Given exercise:
In the copy, keep every record exact and leave out all images.

Material shown:
## Start

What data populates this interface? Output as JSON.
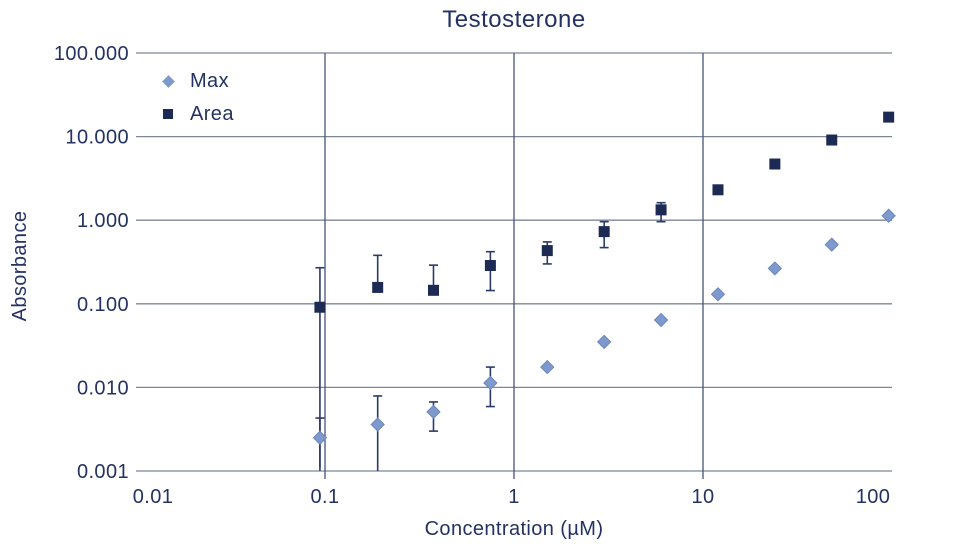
{
  "colors": {
    "text": "#243263",
    "grid_horizontal": "#7d8699",
    "grid_vertical": "#46547c",
    "error_bar": "#2c3a69",
    "square_marker": "#1c2a54",
    "diamond_marker": "#7e99cc",
    "diamond_edge": "#6b87bd",
    "background": "#ffffff"
  },
  "chart_data": {
    "type": "scatter",
    "title": "Testosterone",
    "xlabel": "Concentration (µM)",
    "ylabel": "Absorbance",
    "x_scale": "log",
    "y_scale": "log",
    "xlim": [
      0.01,
      100
    ],
    "ylim": [
      0.001,
      100
    ],
    "grid": true,
    "legend_position": "top-left",
    "x_ticks": [
      {
        "value": 0.01,
        "label": "0.01"
      },
      {
        "value": 0.1,
        "label": "0.1"
      },
      {
        "value": 1,
        "label": "1"
      },
      {
        "value": 10,
        "label": "10"
      },
      {
        "value": 100,
        "label": "100"
      }
    ],
    "y_ticks": [
      {
        "value": 100,
        "label": "100.000"
      },
      {
        "value": 10,
        "label": "10.000"
      },
      {
        "value": 1,
        "label": "1.000"
      },
      {
        "value": 0.1,
        "label": "0.100"
      },
      {
        "value": 0.01,
        "label": "0.010"
      },
      {
        "value": 0.001,
        "label": "0.001"
      }
    ],
    "series": [
      {
        "name": "Max",
        "marker": "diamond",
        "color": "#7e99cc",
        "edge_color": "#6b87bd",
        "points": [
          {
            "x": 0.094,
            "y": 0.0025,
            "err_hi": 0.0043,
            "err_lo": 0.0011,
            "lo_cap": false
          },
          {
            "x": 0.19,
            "y": 0.0036,
            "err_hi": 0.0079,
            "err_lo": 0.001,
            "lo_cap": false
          },
          {
            "x": 0.375,
            "y": 0.0051,
            "err_hi": 0.0067,
            "err_lo": 0.003,
            "lo_cap": true
          },
          {
            "x": 0.75,
            "y": 0.0113,
            "err_hi": 0.0175,
            "err_lo": 0.0059,
            "lo_cap": true
          },
          {
            "x": 1.5,
            "y": 0.0175
          },
          {
            "x": 3,
            "y": 0.035
          },
          {
            "x": 6,
            "y": 0.064
          },
          {
            "x": 12,
            "y": 0.13
          },
          {
            "x": 24,
            "y": 0.265
          },
          {
            "x": 48,
            "y": 0.51
          },
          {
            "x": 96,
            "y": 1.13
          }
        ]
      },
      {
        "name": "Area",
        "marker": "square",
        "color": "#1c2a54",
        "edge_color": "#1c2a54",
        "points": [
          {
            "x": 0.094,
            "y": 0.091,
            "err_hi": 0.27,
            "err_lo": 0.001,
            "lo_cap": false
          },
          {
            "x": 0.19,
            "y": 0.157,
            "err_hi": 0.38
          },
          {
            "x": 0.375,
            "y": 0.145,
            "err_hi": 0.29
          },
          {
            "x": 0.75,
            "y": 0.287,
            "err_hi": 0.42,
            "err_lo": 0.144,
            "lo_cap": true
          },
          {
            "x": 1.5,
            "y": 0.433,
            "err_hi": 0.55,
            "err_lo": 0.3,
            "lo_cap": true
          },
          {
            "x": 3,
            "y": 0.73,
            "err_hi": 0.96,
            "err_lo": 0.47,
            "lo_cap": true
          },
          {
            "x": 6,
            "y": 1.33,
            "err_hi": 1.62,
            "err_lo": 0.96,
            "lo_cap": true
          },
          {
            "x": 12,
            "y": 2.31
          },
          {
            "x": 24,
            "y": 4.7
          },
          {
            "x": 48,
            "y": 9.1
          },
          {
            "x": 96,
            "y": 17.1
          }
        ]
      }
    ]
  }
}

## End

Answer to the task:
What data populates this interface? Output as JSON.
{
  "colors": {
    "text": "#243263",
    "grid_horizontal": "#7d8699",
    "grid_vertical": "#46547c",
    "error_bar": "#2c3a69",
    "square_marker": "#1c2a54",
    "diamond_marker": "#7e99cc",
    "diamond_edge": "#6b87bd",
    "background": "#ffffff"
  },
  "chart_data": {
    "type": "scatter",
    "title": "Testosterone",
    "xlabel": "Concentration (µM)",
    "ylabel": "Absorbance",
    "x_scale": "log",
    "y_scale": "log",
    "xlim": [
      0.01,
      100
    ],
    "ylim": [
      0.001,
      100
    ],
    "grid": true,
    "legend_position": "top-left",
    "x_ticks": [
      {
        "value": 0.01,
        "label": "0.01"
      },
      {
        "value": 0.1,
        "label": "0.1"
      },
      {
        "value": 1,
        "label": "1"
      },
      {
        "value": 10,
        "label": "10"
      },
      {
        "value": 100,
        "label": "100"
      }
    ],
    "y_ticks": [
      {
        "value": 100,
        "label": "100.000"
      },
      {
        "value": 10,
        "label": "10.000"
      },
      {
        "value": 1,
        "label": "1.000"
      },
      {
        "value": 0.1,
        "label": "0.100"
      },
      {
        "value": 0.01,
        "label": "0.010"
      },
      {
        "value": 0.001,
        "label": "0.001"
      }
    ],
    "series": [
      {
        "name": "Max",
        "marker": "diamond",
        "color": "#7e99cc",
        "edge_color": "#6b87bd",
        "points": [
          {
            "x": 0.094,
            "y": 0.0025,
            "err_hi": 0.0043,
            "err_lo": 0.0011,
            "lo_cap": false
          },
          {
            "x": 0.19,
            "y": 0.0036,
            "err_hi": 0.0079,
            "err_lo": 0.001,
            "lo_cap": false
          },
          {
            "x": 0.375,
            "y": 0.0051,
            "err_hi": 0.0067,
            "err_lo": 0.003,
            "lo_cap": true
          },
          {
            "x": 0.75,
            "y": 0.0113,
            "err_hi": 0.0175,
            "err_lo": 0.0059,
            "lo_cap": true
          },
          {
            "x": 1.5,
            "y": 0.0175
          },
          {
            "x": 3,
            "y": 0.035
          },
          {
            "x": 6,
            "y": 0.064
          },
          {
            "x": 12,
            "y": 0.13
          },
          {
            "x": 24,
            "y": 0.265
          },
          {
            "x": 48,
            "y": 0.51
          },
          {
            "x": 96,
            "y": 1.13
          }
        ]
      },
      {
        "name": "Area",
        "marker": "square",
        "color": "#1c2a54",
        "edge_color": "#1c2a54",
        "points": [
          {
            "x": 0.094,
            "y": 0.091,
            "err_hi": 0.27,
            "err_lo": 0.001,
            "lo_cap": false
          },
          {
            "x": 0.19,
            "y": 0.157,
            "err_hi": 0.38
          },
          {
            "x": 0.375,
            "y": 0.145,
            "err_hi": 0.29
          },
          {
            "x": 0.75,
            "y": 0.287,
            "err_hi": 0.42,
            "err_lo": 0.144,
            "lo_cap": true
          },
          {
            "x": 1.5,
            "y": 0.433,
            "err_hi": 0.55,
            "err_lo": 0.3,
            "lo_cap": true
          },
          {
            "x": 3,
            "y": 0.73,
            "err_hi": 0.96,
            "err_lo": 0.47,
            "lo_cap": true
          },
          {
            "x": 6,
            "y": 1.33,
            "err_hi": 1.62,
            "err_lo": 0.96,
            "lo_cap": true
          },
          {
            "x": 12,
            "y": 2.31
          },
          {
            "x": 24,
            "y": 4.7
          },
          {
            "x": 48,
            "y": 9.1
          },
          {
            "x": 96,
            "y": 17.1
          }
        ]
      }
    ]
  }
}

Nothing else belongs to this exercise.